• [Task details]
Scan the material for the word "თითი", and copy each line where it shows up.

— begin Data to use —

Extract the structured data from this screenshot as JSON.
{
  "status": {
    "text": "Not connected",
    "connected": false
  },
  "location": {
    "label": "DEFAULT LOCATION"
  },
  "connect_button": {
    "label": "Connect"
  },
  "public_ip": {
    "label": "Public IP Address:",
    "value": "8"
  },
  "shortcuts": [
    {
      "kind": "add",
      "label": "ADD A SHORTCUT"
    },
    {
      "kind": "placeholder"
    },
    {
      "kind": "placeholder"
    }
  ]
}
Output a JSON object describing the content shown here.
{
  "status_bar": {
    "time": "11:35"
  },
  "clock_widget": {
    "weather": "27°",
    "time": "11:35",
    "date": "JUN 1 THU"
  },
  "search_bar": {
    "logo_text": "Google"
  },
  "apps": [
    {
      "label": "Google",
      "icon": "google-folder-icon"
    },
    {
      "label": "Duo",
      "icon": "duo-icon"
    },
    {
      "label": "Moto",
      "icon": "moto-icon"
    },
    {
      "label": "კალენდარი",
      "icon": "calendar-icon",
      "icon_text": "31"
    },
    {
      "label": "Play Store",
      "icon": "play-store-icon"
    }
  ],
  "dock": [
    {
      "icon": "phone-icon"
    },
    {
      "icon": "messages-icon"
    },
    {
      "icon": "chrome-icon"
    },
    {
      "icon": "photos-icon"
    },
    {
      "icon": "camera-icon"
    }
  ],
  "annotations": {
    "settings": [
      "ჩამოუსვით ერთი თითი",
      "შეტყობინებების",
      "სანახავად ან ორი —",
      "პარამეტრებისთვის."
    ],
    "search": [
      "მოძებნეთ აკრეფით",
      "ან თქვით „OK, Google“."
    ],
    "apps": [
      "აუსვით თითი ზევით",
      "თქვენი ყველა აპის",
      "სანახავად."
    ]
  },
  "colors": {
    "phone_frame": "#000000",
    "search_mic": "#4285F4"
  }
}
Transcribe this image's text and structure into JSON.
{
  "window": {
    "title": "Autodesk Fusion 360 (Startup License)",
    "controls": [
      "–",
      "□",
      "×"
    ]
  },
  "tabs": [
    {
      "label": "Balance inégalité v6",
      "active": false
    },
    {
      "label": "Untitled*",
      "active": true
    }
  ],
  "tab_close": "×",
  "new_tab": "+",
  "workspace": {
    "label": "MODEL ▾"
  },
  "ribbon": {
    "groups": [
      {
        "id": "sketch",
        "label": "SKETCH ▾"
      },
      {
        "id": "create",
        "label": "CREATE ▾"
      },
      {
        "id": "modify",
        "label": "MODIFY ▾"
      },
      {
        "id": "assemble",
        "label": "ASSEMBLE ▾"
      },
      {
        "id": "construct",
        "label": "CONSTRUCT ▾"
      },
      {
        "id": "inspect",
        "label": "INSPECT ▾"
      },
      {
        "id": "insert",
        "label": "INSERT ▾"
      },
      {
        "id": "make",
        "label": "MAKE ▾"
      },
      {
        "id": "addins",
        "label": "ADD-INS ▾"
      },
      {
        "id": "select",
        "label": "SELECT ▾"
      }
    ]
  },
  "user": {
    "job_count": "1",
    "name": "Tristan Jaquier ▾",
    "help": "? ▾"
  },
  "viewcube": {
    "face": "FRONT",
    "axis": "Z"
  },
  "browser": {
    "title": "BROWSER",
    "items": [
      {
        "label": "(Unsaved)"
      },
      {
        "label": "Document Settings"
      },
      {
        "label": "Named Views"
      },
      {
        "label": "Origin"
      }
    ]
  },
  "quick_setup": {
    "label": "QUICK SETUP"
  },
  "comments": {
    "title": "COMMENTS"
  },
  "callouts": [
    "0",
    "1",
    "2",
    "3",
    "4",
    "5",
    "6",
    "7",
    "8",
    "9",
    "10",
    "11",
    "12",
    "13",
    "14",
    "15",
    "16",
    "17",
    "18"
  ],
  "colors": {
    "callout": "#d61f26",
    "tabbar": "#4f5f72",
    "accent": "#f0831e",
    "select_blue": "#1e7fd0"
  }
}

— end Data to use —

• [Exercise result]
      "ჩამოუსვით ერთი თითი",
      "აუსვით თითი ზევით",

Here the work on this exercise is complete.